» **Required work**:
Reproduce the records below exactly as they appear.

━━━━━━

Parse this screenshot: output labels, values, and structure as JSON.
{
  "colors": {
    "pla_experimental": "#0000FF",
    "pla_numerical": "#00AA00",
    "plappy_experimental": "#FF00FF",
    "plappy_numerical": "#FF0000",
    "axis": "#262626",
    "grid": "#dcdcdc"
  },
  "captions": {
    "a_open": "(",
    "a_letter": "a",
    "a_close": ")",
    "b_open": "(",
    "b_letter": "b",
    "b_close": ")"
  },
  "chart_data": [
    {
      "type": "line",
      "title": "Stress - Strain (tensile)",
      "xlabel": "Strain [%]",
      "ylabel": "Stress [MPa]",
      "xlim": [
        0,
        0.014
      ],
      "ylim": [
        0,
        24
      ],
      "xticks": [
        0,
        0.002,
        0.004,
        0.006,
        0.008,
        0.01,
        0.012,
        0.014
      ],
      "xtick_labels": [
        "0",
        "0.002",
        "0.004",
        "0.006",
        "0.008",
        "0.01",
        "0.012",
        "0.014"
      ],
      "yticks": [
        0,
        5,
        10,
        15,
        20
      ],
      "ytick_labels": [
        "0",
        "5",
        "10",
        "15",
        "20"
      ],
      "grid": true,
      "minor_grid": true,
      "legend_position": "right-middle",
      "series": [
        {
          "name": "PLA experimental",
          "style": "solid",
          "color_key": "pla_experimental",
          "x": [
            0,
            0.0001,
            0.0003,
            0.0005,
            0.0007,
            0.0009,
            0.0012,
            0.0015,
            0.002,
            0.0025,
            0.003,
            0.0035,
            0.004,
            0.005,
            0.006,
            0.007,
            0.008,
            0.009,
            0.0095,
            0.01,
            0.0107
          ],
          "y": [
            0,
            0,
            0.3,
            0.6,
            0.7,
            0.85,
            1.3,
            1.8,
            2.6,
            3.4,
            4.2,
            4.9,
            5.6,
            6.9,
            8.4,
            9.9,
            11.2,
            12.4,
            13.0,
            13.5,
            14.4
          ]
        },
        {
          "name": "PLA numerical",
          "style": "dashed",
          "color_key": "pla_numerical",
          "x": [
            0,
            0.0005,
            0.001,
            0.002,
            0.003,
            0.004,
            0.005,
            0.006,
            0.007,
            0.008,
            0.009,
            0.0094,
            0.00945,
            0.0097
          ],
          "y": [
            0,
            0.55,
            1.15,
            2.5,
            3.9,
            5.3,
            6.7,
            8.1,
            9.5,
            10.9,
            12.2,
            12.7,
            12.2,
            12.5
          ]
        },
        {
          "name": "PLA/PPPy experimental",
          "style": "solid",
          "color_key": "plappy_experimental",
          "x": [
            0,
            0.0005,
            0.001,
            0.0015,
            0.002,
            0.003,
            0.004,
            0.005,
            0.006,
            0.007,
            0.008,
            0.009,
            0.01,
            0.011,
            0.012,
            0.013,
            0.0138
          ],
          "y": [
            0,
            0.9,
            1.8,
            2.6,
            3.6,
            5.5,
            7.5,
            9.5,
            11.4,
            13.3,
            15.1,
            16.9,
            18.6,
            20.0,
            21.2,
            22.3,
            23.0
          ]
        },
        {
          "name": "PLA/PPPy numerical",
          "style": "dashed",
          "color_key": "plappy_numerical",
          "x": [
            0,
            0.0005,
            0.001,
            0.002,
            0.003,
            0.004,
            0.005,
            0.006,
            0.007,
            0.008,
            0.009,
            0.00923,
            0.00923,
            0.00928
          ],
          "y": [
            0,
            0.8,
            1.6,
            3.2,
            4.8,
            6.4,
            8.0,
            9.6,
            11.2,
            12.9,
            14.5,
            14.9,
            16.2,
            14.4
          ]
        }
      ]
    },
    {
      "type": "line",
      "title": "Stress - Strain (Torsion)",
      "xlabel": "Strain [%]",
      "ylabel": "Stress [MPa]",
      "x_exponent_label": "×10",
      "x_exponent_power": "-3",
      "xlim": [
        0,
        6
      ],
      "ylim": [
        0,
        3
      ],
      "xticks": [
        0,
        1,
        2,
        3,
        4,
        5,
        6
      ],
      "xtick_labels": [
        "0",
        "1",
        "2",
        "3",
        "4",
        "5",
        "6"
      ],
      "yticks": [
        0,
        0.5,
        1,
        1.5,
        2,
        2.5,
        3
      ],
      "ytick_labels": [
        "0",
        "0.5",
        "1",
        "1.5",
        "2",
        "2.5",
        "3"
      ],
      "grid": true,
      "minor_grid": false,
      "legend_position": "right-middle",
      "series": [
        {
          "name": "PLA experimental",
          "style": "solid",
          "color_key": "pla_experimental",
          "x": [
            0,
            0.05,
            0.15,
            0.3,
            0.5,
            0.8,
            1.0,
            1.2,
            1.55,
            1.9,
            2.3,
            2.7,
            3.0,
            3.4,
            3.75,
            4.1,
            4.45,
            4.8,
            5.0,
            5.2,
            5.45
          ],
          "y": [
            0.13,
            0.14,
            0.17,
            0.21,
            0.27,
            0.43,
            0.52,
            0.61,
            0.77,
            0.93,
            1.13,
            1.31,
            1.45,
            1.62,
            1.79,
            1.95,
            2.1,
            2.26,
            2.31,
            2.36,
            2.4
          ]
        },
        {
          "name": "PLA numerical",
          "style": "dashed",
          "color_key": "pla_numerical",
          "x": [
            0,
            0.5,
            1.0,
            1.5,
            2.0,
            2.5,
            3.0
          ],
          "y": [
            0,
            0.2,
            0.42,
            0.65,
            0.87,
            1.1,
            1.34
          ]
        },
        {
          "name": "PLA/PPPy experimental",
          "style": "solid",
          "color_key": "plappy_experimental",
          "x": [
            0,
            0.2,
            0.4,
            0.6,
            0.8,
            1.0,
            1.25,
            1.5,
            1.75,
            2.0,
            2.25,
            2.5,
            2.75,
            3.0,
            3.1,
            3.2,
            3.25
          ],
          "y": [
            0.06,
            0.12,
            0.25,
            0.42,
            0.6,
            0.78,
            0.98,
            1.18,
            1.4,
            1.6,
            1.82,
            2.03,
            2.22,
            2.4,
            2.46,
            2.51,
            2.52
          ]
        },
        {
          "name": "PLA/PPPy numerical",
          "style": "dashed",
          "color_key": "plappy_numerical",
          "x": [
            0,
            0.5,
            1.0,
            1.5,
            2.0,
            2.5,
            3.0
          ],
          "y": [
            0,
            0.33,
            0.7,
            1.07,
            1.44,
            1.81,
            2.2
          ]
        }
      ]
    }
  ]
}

━━━━━━

» **Finished answer**:
Parse this screenshot: output labels, values, and structure as JSON.
{
  "colors": {
    "pla_experimental": "#0000FF",
    "pla_numerical": "#00AA00",
    "plappy_experimental": "#FF00FF",
    "plappy_numerical": "#FF0000",
    "axis": "#262626",
    "grid": "#dcdcdc"
  },
  "captions": {
    "a_open": "(",
    "a_letter": "a",
    "a_close": ")",
    "b_open": "(",
    "b_letter": "b",
    "b_close": ")"
  },
  "chart_data": [
    {
      "type": "line",
      "title": "Stress - Strain (tensile)",
      "xlabel": "Strain [%]",
      "ylabel": "Stress [MPa]",
      "xlim": [
        0,
        0.014
      ],
      "ylim": [
        0,
        24
      ],
      "xticks": [
        0,
        0.002,
        0.004,
        0.006,
        0.008,
        0.01,
        0.012,
        0.014
      ],
      "xtick_labels": [
        "0",
        "0.002",
        "0.004",
        "0.006",
        "0.008",
        "0.01",
        "0.012",
        "0.014"
      ],
      "yticks": [
        0,
        5,
        10,
        15,
        20
      ],
      "ytick_labels": [
        "0",
        "5",
        "10",
        "15",
        "20"
      ],
      "grid": true,
      "minor_grid": true,
      "legend_position": "right-middle",
      "series": [
        {
          "name": "PLA experimental",
          "style": "solid",
          "color_key": "pla_experimental",
          "x": [
            0,
            0.0001,
            0.0003,
            0.0005,
            0.0007,
            0.0009,
            0.0012,
            0.0015,
            0.002,
            0.0025,
            0.003,
            0.0035,
            0.004,
            0.005,
            0.006,
            0.007,
            0.008,
            0.009,
            0.0095,
            0.01,
            0.0107
          ],
          "y": [
            0,
            0,
            0.3,
            0.6,
            0.7,
            0.85,
            1.3,
            1.8,
            2.6,
            3.4,
            4.2,
            4.9,
            5.6,
            6.9,
            8.4,
            9.9,
            11.2,
            12.4,
            13.0,
            13.5,
            14.4
          ]
        },
        {
          "name": "PLA numerical",
          "style": "dashed",
          "color_key": "pla_numerical",
          "x": [
            0,
            0.0005,
            0.001,
            0.002,
            0.003,
            0.004,
            0.005,
            0.006,
            0.007,
            0.008,
            0.009,
            0.0094,
            0.00945,
            0.0097
          ],
          "y": [
            0,
            0.55,
            1.15,
            2.5,
            3.9,
            5.3,
            6.7,
            8.1,
            9.5,
            10.9,
            12.2,
            12.7,
            12.2,
            12.5
          ]
        },
        {
          "name": "PLA/PPPy experimental",
          "style": "solid",
          "color_key": "plappy_experimental",
          "x": [
            0,
            0.0005,
            0.001,
            0.0015,
            0.002,
            0.003,
            0.004,
            0.005,
            0.006,
            0.007,
            0.008,
            0.009,
            0.01,
            0.011,
            0.012,
            0.013,
            0.0138
          ],
          "y": [
            0,
            0.9,
            1.8,
            2.6,
            3.6,
            5.5,
            7.5,
            9.5,
            11.4,
            13.3,
            15.1,
            16.9,
            18.6,
            20.0,
            21.2,
            22.3,
            23.0
          ]
        },
        {
          "name": "PLA/PPPy numerical",
          "style": "dashed",
          "color_key": "plappy_numerical",
          "x": [
            0,
            0.0005,
            0.001,
            0.002,
            0.003,
            0.004,
            0.005,
            0.006,
            0.007,
            0.008,
            0.009,
            0.00923,
            0.00923,
            0.00928
          ],
          "y": [
            0,
            0.8,
            1.6,
            3.2,
            4.8,
            6.4,
            8.0,
            9.6,
            11.2,
            12.9,
            14.5,
            14.9,
            16.2,
            14.4
          ]
        }
      ]
    },
    {
      "type": "line",
      "title": "Stress - Strain (Torsion)",
      "xlabel": "Strain [%]",
      "ylabel": "Stress [MPa]",
      "x_exponent_label": "×10",
      "x_exponent_power": "-3",
      "xlim": [
        0,
        6
      ],
      "ylim": [
        0,
        3
      ],
      "xticks": [
        0,
        1,
        2,
        3,
        4,
        5,
        6
      ],
      "xtick_labels": [
        "0",
        "1",
        "2",
        "3",
        "4",
        "5",
        "6"
      ],
      "yticks": [
        0,
        0.5,
        1,
        1.5,
        2,
        2.5,
        3
      ],
      "ytick_labels": [
        "0",
        "0.5",
        "1",
        "1.5",
        "2",
        "2.5",
        "3"
      ],
      "grid": true,
      "minor_grid": false,
      "legend_position": "right-middle",
      "series": [
        {
          "name": "PLA experimental",
          "style": "solid",
          "color_key": "pla_experimental",
          "x": [
            0,
            0.05,
            0.15,
            0.3,
            0.5,
            0.8,
            1.0,
            1.2,
            1.55,
            1.9,
            2.3,
            2.7,
            3.0,
            3.4,
            3.75,
            4.1,
            4.45,
            4.8,
            5.0,
            5.2,
            5.45
          ],
          "y": [
            0.13,
            0.14,
            0.17,
            0.21,
            0.27,
            0.43,
            0.52,
            0.61,
            0.77,
            0.93,
            1.13,
            1.31,
            1.45,
            1.62,
            1.79,
            1.95,
            2.1,
            2.26,
            2.31,
            2.36,
            2.4
          ]
        },
        {
          "name": "PLA numerical",
          "style": "dashed",
          "color_key": "pla_numerical",
          "x": [
            0,
            0.5,
            1.0,
            1.5,
            2.0,
            2.5,
            3.0
          ],
          "y": [
            0,
            0.2,
            0.42,
            0.65,
            0.87,
            1.1,
            1.34
          ]
        },
        {
          "name": "PLA/PPPy experimental",
          "style": "solid",
          "color_key": "plappy_experimental",
          "x": [
            0,
            0.2,
            0.4,
            0.6,
            0.8,
            1.0,
            1.25,
            1.5,
            1.75,
            2.0,
            2.25,
            2.5,
            2.75,
            3.0,
            3.1,
            3.2,
            3.25
          ],
          "y": [
            0.06,
            0.12,
            0.25,
            0.42,
            0.6,
            0.78,
            0.98,
            1.18,
            1.4,
            1.6,
            1.82,
            2.03,
            2.22,
            2.4,
            2.46,
            2.51,
            2.52
          ]
        },
        {
          "name": "PLA/PPPy numerical",
          "style": "dashed",
          "color_key": "plappy_numerical",
          "x": [
            0,
            0.5,
            1.0,
            1.5,
            2.0,
            2.5,
            3.0
          ],
          "y": [
            0,
            0.33,
            0.7,
            1.07,
            1.44,
            1.81,
            2.2
          ]
        }
      ]
    }
  ]
}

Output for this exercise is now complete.